● Dataset rows:
○ ○ ○ ○

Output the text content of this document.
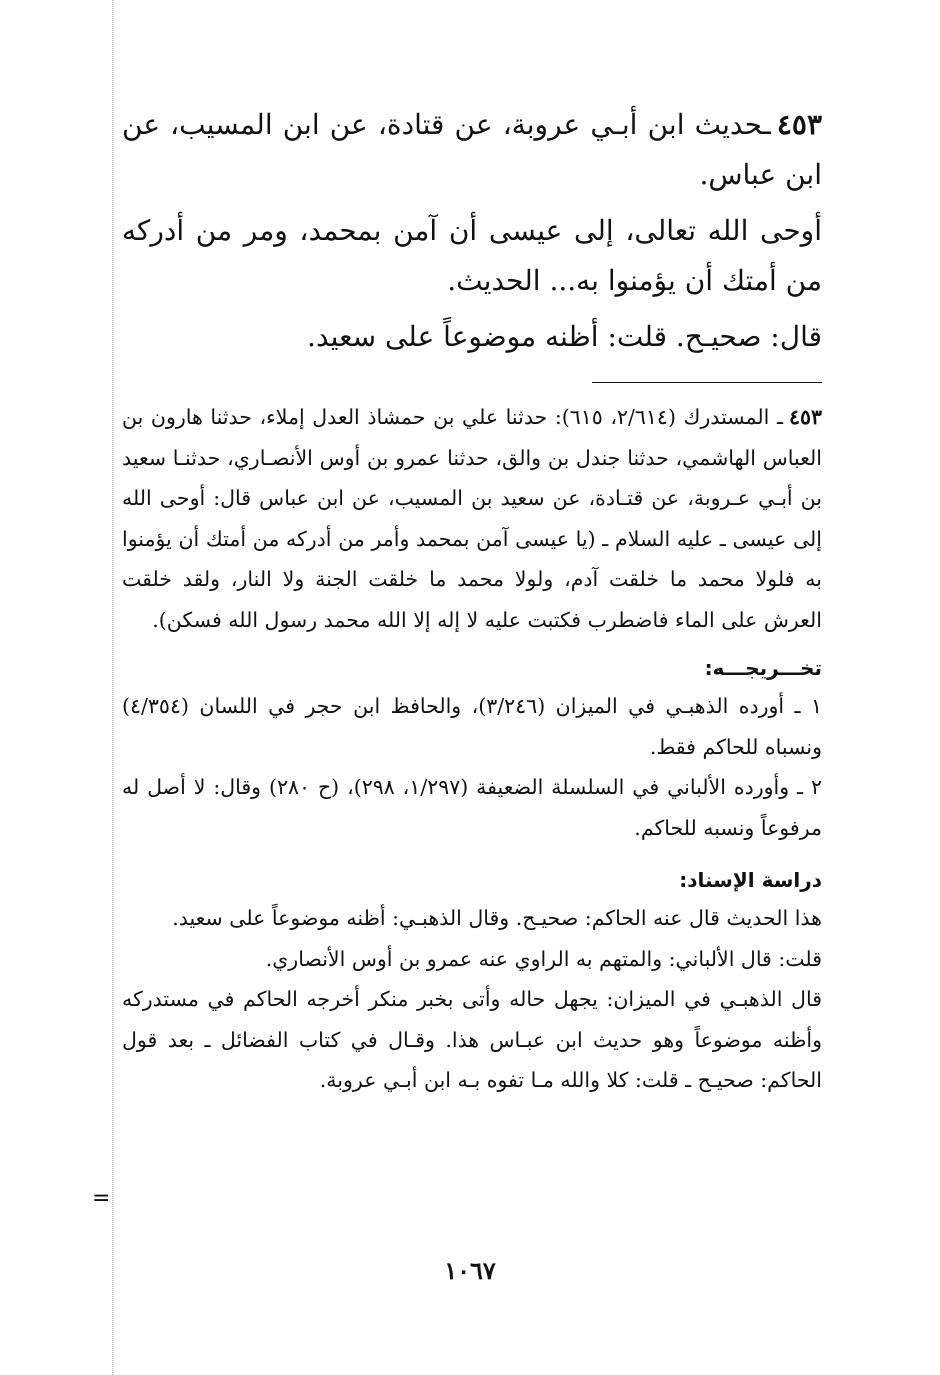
=

٤٥٣ـحديث ابن أبـي عروبة، عن قتادة، عن ابن المسيب، عن ابن عباس.

أوحى الله تعالى، إلى عيسى أن آمن بمحمد، ومر من أدركه من أمتك أن يؤمنوا به... الحديث.

قال: صحيـح. قلت: أظنه موضوعاً على سعيد.

٤٥٣ـ المستدرك (٢/٦١٤، ٦١٥): حدثنا علي بن حمشاذ العدل إملاء، حدثنا هارون بن العباس الهاشمي، حدثنا جندل بن والق، حدثنا عمرو بن أوس الأنصـاري، حدثنـا سعيد بن أبـي عـروبة، عن قتـادة، عن سعيد بن المسيب، عن ابن عباس قال: أوحى الله إلى عيسى ـ عليه السلام ـ (يا عيسى آمن بمحمد وأمر من أدركه من أمتك أن يؤمنوا به فلولا محمد ما خلقت آدم، ولولا محمد ما خلقت الجنة ولا النار، ولقد خلقت العرش على الماء فاضطرب فكتبت عليه لا إله إلا الله محمد رسول الله فسكن).

تخـــريجـــه:

١ ـ أورده الذهبـي في الميزان (٣/٢٤٦)، والحافظ ابن حجر في اللسان (٤/٣٥٤) ونسباه للحاكم فقط.

٢ ـ وأورده الألباني في السلسلة الضعيفة (١/٢٩٧، ٢٩٨)، (ح ٢٨٠) وقال: لا أصل له مرفوعاً ونسبه للحاكم.

دراسة الإسناد:

هذا الحديث قال عنه الحاكم: صحيـح. وقال الذهبـي: أظنه موضوعاً على سعيد.

قلت: قال الألباني: والمتهم به الراوي عنه عمرو بن أوس الأنصاري.

قال الذهبـي في الميزان: يجهل حاله وأتى بخبر منكر أخرجه الحاكم في مستدركه وأظنه موضوعاً وهو حديث ابن عبـاس هذا. وقـال في كتاب الفضائل ـ بعد قول الحاكم: صحيـح ـ قلت: كلا والله مـا تفوه بـه ابن أبـي عروبة.

١٠٦٧
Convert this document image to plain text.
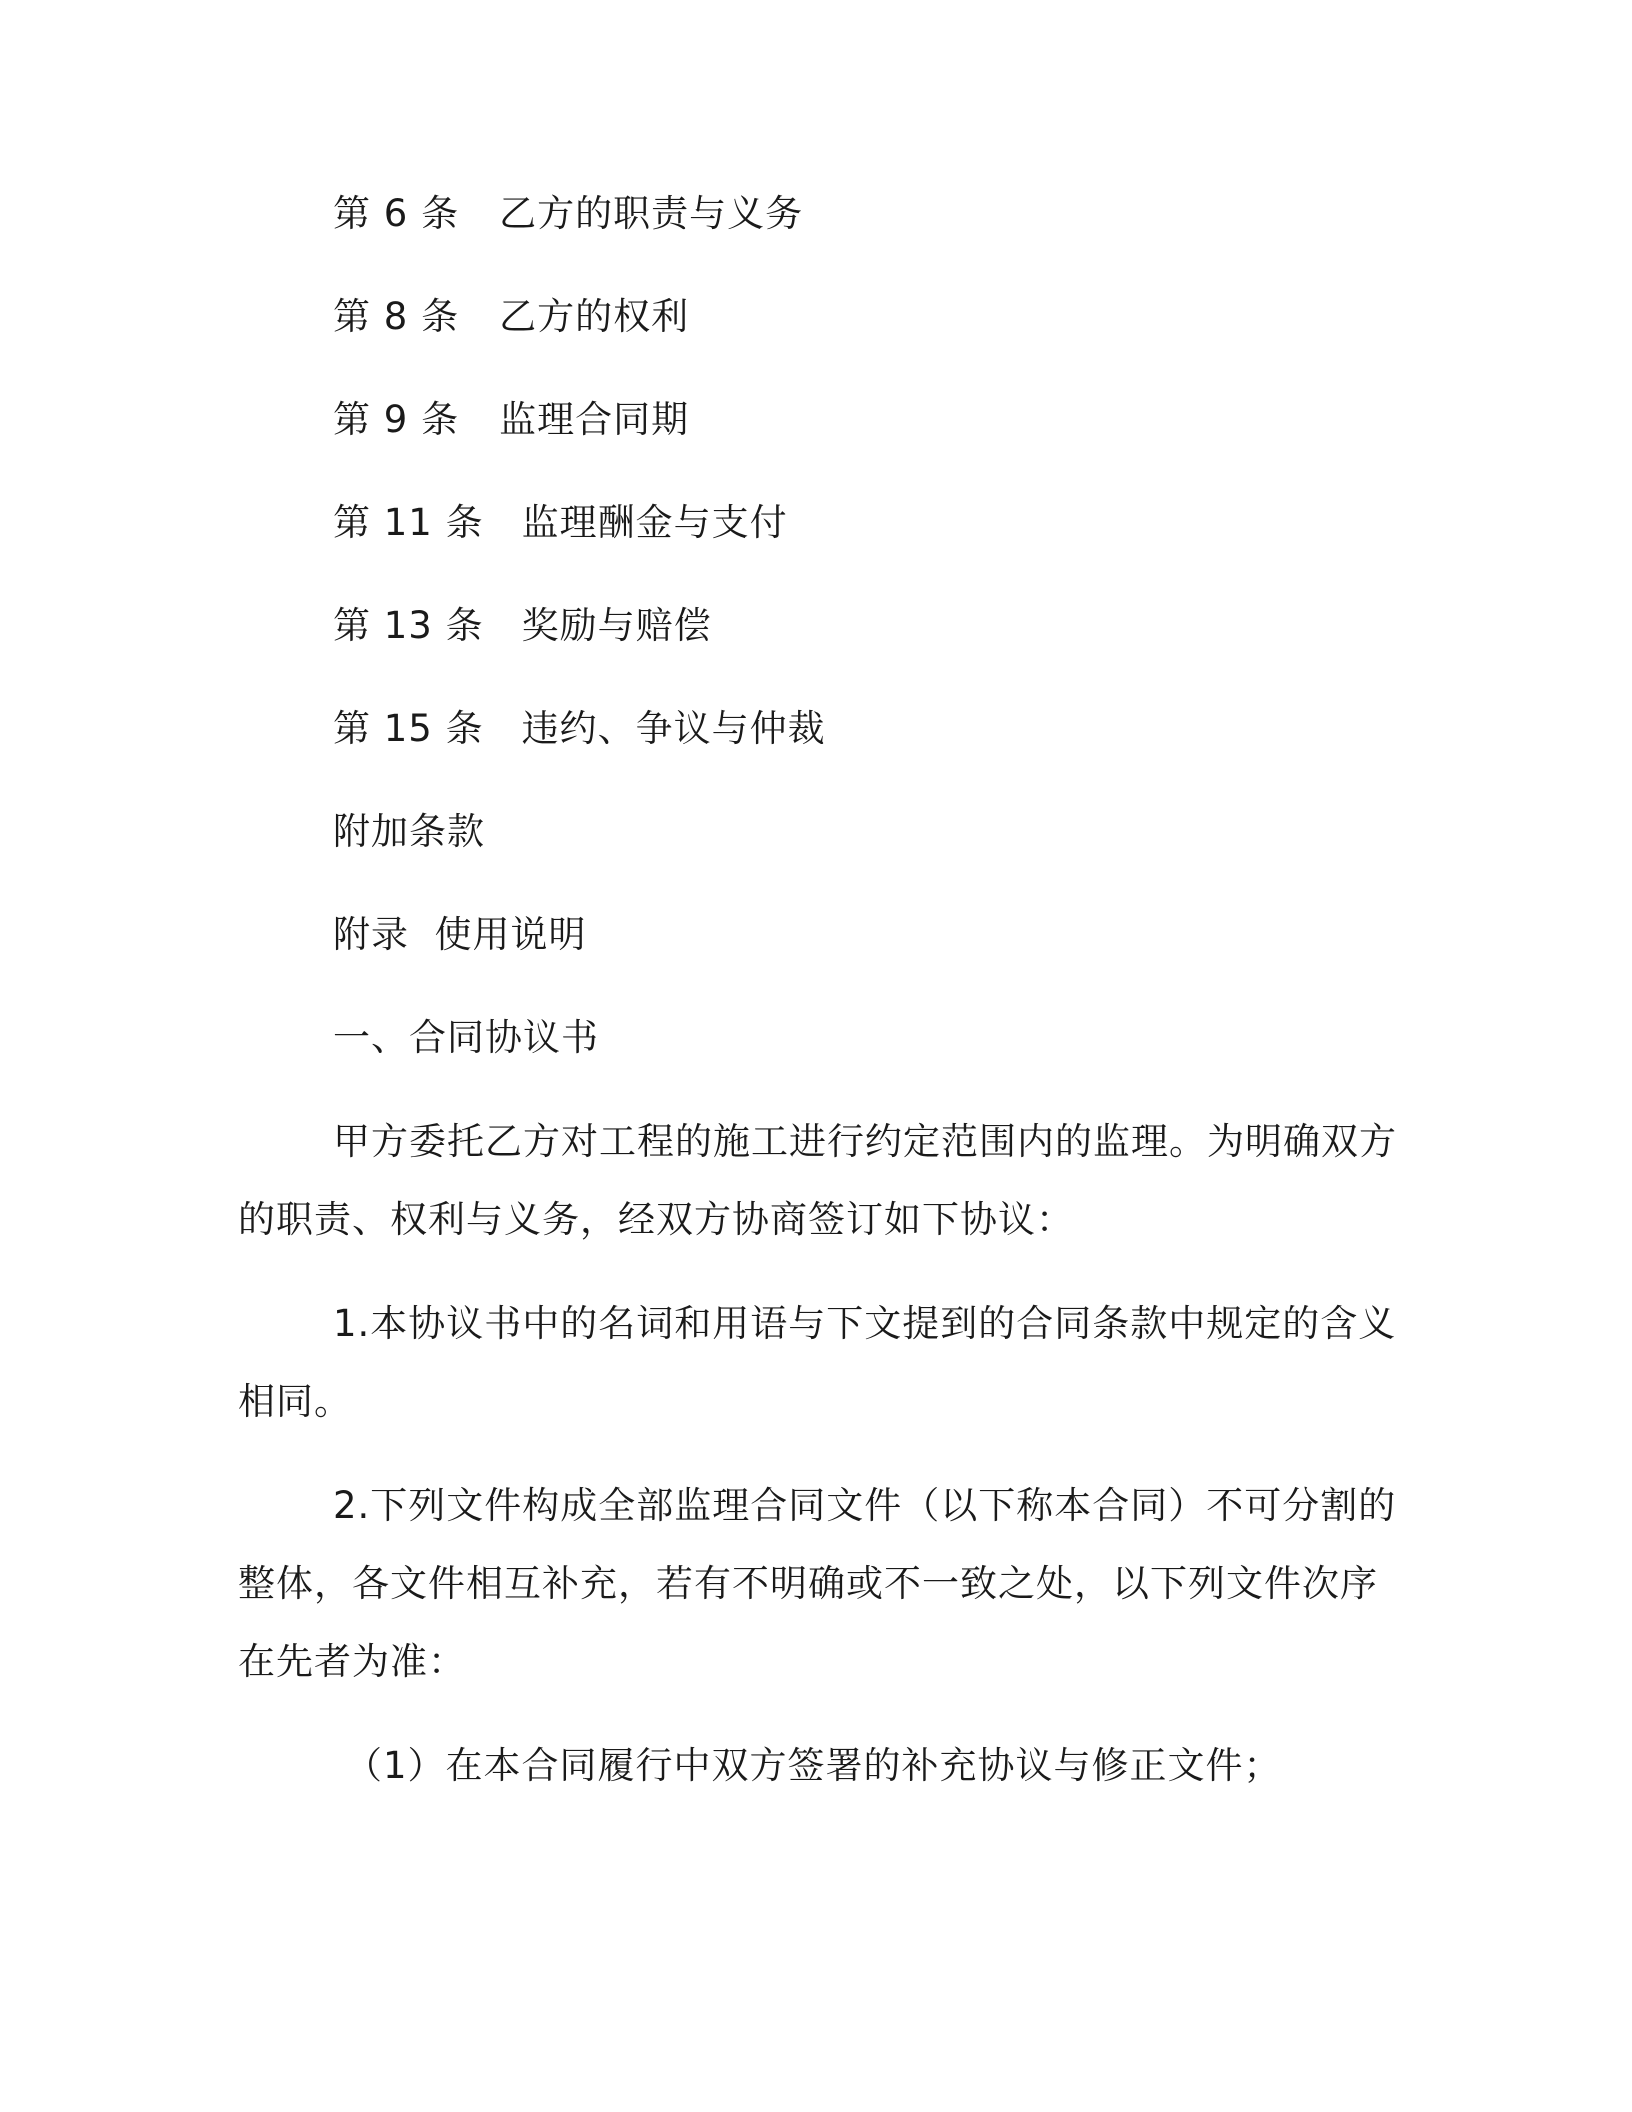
第 6 条 乙方的职责与义务
第 8 条 乙方的权利
第 9 条 监理合同期
第 11 条 监理酬金与支付
第 13 条 奖励与赔偿
第 15 条 违约、争议与仲裁
附加条款
附录  使用说明
一、合同协议书
甲方委托乙方对工程的施工进行约定范围内的监理。为明确双方
的职责、权利与义务，经双方协商签订如下协议：
1.本协议书中的名词和用语与下文提到的合同条款中规定的含义
相同。
2.下列文件构成全部监理合同文件（以下称本合同）不可分割的
整体，各文件相互补充，若有不明确或不一致之处，以下列文件次序
在先者为准：
（1）在本合同履行中双方签署的补充协议与修正文件；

○ ○ ○ ○

● Goal:
Pull every line holding "الألباني" out of the records.

● Written answer:
٢ ـ وأورده الألباني في السلسلة الضعيفة (١/٢٩٧، ٢٩٨)، (ح ٢٨٠) وقال: لا أصل له مرفوعاً ونسبه للحاكم.
قلت: قال الألباني: والمتهم به الراوي عنه عمرو بن أوس الأنصاري.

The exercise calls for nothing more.